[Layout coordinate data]
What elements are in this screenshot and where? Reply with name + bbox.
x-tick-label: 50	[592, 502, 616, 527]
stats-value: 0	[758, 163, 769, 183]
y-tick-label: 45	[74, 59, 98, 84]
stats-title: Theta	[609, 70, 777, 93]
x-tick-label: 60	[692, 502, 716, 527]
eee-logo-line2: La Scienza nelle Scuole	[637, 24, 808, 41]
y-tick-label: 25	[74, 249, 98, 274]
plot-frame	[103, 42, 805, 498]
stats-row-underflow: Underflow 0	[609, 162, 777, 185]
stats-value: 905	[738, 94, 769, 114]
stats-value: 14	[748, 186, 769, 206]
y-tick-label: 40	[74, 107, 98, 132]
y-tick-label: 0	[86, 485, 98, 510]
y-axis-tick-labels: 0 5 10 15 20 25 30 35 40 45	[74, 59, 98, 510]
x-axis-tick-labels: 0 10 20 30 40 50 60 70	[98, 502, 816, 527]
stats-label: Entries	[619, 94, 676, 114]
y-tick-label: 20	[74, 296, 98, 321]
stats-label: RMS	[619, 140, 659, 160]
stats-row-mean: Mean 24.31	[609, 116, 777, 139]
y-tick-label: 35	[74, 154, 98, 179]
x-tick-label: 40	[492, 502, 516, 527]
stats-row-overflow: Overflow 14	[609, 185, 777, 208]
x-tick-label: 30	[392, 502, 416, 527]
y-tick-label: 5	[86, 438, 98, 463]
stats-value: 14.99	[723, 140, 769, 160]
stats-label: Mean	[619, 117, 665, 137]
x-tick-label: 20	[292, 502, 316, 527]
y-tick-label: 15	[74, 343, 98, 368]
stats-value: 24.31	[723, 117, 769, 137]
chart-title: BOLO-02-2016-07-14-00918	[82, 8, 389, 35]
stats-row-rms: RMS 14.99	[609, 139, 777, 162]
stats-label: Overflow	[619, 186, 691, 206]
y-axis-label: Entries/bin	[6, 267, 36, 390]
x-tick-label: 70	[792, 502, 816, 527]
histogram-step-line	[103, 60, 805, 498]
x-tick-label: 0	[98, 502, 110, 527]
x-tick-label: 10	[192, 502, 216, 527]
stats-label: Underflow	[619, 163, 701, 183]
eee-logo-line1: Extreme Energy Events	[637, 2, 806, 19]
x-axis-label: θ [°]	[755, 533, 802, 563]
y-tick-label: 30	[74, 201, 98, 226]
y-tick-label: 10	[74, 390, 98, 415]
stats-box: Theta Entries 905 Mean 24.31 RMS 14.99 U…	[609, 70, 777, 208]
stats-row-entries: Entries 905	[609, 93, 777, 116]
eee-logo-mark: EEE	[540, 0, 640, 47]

# GIVEN PROBLEM:
Please filter the rows above, copying each one that contains the string "logo". Uppercase and lowercase count as different.

# FINAL ANSWER:
eee-logo-line2: La Scienza nelle Scuole	[637, 24, 808, 41]
eee-logo-line1: Extreme Energy Events	[637, 2, 806, 19]
eee-logo-mark: EEE	[540, 0, 640, 47]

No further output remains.